[start]
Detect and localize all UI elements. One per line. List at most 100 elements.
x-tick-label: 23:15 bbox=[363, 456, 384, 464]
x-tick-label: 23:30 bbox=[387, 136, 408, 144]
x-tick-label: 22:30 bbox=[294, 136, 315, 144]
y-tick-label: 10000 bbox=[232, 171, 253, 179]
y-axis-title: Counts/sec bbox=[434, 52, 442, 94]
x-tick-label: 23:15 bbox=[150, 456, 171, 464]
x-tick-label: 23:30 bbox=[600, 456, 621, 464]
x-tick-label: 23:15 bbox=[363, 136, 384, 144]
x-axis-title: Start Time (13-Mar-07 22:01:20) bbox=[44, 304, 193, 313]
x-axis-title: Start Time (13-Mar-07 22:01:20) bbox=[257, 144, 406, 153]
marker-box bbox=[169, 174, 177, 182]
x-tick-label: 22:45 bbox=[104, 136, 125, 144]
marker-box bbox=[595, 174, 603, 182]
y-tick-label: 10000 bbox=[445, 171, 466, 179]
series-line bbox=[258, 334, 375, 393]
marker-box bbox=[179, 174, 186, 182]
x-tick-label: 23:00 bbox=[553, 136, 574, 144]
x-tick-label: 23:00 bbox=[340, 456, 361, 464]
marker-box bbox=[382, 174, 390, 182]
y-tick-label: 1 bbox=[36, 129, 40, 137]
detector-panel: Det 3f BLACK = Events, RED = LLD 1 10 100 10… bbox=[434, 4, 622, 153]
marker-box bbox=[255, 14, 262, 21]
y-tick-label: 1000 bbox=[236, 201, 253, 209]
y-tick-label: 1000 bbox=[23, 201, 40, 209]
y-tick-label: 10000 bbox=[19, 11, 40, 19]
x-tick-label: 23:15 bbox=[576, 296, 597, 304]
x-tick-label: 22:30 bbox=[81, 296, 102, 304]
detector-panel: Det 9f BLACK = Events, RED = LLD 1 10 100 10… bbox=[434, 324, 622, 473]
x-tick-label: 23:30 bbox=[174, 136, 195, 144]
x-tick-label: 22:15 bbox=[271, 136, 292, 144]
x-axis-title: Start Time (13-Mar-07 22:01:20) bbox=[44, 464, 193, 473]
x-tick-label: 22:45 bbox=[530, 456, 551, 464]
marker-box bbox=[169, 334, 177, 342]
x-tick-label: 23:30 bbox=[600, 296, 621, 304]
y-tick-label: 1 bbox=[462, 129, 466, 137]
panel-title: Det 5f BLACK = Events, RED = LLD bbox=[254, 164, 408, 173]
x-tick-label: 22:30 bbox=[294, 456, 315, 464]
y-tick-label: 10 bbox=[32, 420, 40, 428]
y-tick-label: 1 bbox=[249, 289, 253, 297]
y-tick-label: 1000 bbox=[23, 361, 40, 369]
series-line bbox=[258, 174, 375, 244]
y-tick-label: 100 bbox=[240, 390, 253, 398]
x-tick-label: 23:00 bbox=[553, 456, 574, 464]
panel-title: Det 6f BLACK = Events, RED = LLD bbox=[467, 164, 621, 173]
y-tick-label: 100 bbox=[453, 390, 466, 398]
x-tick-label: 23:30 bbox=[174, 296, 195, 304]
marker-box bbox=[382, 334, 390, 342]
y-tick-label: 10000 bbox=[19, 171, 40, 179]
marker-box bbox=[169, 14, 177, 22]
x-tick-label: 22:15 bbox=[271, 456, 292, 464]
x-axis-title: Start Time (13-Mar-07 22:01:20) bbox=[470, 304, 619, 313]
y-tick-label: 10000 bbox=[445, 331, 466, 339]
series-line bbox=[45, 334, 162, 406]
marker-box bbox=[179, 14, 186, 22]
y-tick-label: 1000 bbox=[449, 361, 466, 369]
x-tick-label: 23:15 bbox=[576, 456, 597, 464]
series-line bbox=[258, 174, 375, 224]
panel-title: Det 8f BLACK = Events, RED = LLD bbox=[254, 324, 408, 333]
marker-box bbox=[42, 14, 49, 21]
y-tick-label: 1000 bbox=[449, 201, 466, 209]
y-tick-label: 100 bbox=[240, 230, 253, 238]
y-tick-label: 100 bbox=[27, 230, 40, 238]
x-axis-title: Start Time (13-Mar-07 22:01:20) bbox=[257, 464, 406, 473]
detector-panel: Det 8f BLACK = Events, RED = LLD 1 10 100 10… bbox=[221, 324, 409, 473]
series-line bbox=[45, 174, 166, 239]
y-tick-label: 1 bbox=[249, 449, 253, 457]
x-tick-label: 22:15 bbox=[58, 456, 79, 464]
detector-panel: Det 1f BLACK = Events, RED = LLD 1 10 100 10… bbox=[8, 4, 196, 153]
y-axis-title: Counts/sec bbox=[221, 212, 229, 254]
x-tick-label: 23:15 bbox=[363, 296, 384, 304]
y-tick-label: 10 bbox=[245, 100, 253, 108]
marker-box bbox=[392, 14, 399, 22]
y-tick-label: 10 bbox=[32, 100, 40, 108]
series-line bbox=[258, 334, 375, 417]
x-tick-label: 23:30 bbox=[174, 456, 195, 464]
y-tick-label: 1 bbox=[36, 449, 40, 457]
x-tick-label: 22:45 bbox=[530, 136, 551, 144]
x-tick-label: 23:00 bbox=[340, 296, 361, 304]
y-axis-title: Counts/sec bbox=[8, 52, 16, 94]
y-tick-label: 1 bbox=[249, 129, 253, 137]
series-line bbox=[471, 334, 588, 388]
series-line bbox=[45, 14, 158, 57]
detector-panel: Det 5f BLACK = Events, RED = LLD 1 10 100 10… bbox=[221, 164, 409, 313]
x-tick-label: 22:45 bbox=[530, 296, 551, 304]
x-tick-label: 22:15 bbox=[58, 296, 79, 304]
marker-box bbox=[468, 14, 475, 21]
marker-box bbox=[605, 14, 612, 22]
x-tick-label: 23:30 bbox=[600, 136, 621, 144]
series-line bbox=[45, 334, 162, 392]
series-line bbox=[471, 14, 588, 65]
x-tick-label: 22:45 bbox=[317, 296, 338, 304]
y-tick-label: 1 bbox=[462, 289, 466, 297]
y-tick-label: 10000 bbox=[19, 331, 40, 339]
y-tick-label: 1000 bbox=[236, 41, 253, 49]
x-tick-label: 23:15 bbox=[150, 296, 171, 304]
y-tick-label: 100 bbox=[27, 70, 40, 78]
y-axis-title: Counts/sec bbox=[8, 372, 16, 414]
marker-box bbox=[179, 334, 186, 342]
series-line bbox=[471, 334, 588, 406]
[end]
■ TASK TO CARRY OUT: Starting from the first line of the entries and stopping after the line that contains "x-tick-label: 23:15 bbox=[150, 456, 171, 464]", reproduce those lines with "Counts/sec" swapped for "Counts per second" and nothing else changed.

■ REPLY TO THE EXERCISE:
Detect and localize all UI elements. One per line. List at most 100 elements.
x-tick-label: 23:15 bbox=[363, 456, 384, 464]
x-tick-label: 23:30 bbox=[387, 136, 408, 144]
x-tick-label: 22:30 bbox=[294, 136, 315, 144]
y-tick-label: 10000 bbox=[232, 171, 253, 179]
y-axis-title: Counts per second bbox=[434, 52, 442, 94]
x-tick-label: 23:15 bbox=[150, 456, 171, 464]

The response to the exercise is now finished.